# [EXTRACTED DATA]
◆ ◆ ◆ ◆ ◆
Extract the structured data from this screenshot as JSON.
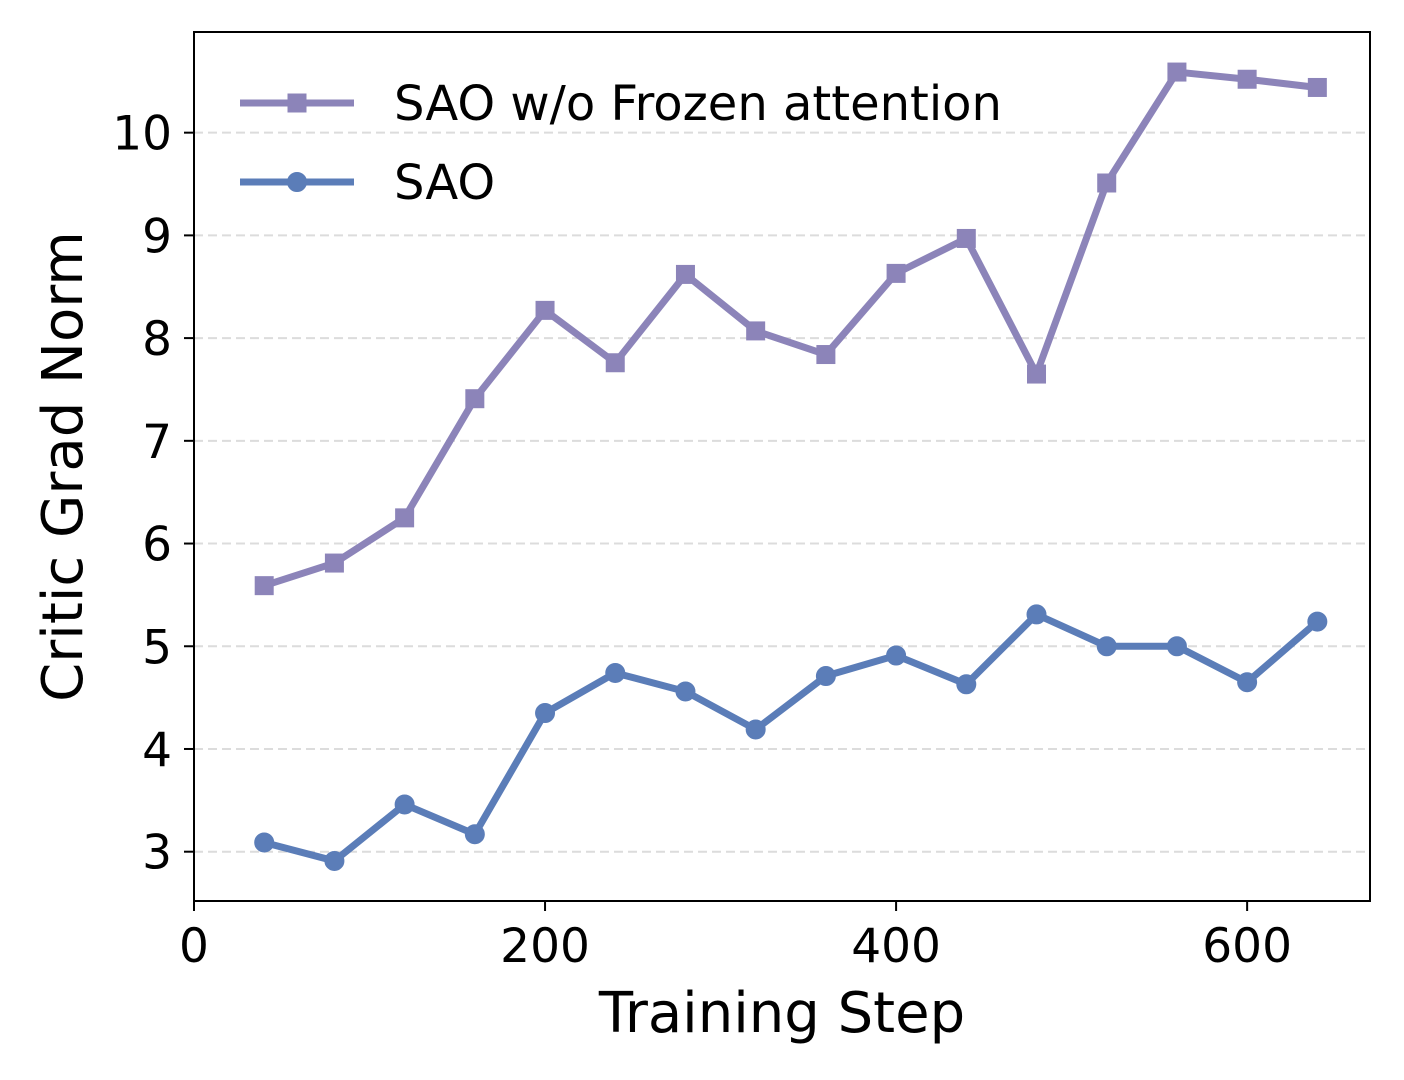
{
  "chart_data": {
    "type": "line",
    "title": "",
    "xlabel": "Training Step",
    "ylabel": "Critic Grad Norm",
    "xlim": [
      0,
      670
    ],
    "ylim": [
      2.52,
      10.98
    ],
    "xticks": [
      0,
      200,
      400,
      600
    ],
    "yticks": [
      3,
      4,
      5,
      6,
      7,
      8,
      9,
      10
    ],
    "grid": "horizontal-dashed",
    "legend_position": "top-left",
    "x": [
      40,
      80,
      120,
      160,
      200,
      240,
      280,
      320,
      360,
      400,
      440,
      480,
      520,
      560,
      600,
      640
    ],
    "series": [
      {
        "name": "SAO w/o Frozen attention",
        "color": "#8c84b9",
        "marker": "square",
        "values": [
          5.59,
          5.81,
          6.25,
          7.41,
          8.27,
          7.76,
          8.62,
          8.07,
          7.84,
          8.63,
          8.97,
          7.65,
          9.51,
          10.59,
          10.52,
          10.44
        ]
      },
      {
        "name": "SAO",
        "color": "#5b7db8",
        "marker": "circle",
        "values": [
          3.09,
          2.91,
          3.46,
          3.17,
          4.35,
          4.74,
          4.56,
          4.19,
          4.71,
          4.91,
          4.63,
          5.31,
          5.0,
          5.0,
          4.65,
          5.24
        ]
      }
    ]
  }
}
◆ ◆ ◆ ◆ ◆
# [SET EXERCISE]
Omit each picture, then return all of the listing exactly as it stands.

# [OUTPUT FOR THIS TASK]
Extract the structured data from this screenshot as JSON.
{
  "chart_data": {
    "type": "line",
    "title": "",
    "xlabel": "Training Step",
    "ylabel": "Critic Grad Norm",
    "xlim": [
      0,
      670
    ],
    "ylim": [
      2.52,
      10.98
    ],
    "xticks": [
      0,
      200,
      400,
      600
    ],
    "yticks": [
      3,
      4,
      5,
      6,
      7,
      8,
      9,
      10
    ],
    "grid": "horizontal-dashed",
    "legend_position": "top-left",
    "x": [
      40,
      80,
      120,
      160,
      200,
      240,
      280,
      320,
      360,
      400,
      440,
      480,
      520,
      560,
      600,
      640
    ],
    "series": [
      {
        "name": "SAO w/o Frozen attention",
        "color": "#8c84b9",
        "marker": "square",
        "values": [
          5.59,
          5.81,
          6.25,
          7.41,
          8.27,
          7.76,
          8.62,
          8.07,
          7.84,
          8.63,
          8.97,
          7.65,
          9.51,
          10.59,
          10.52,
          10.44
        ]
      },
      {
        "name": "SAO",
        "color": "#5b7db8",
        "marker": "circle",
        "values": [
          3.09,
          2.91,
          3.46,
          3.17,
          4.35,
          4.74,
          4.56,
          4.19,
          4.71,
          4.91,
          4.63,
          5.31,
          5.0,
          5.0,
          4.65,
          5.24
        ]
      }
    ]
  }
}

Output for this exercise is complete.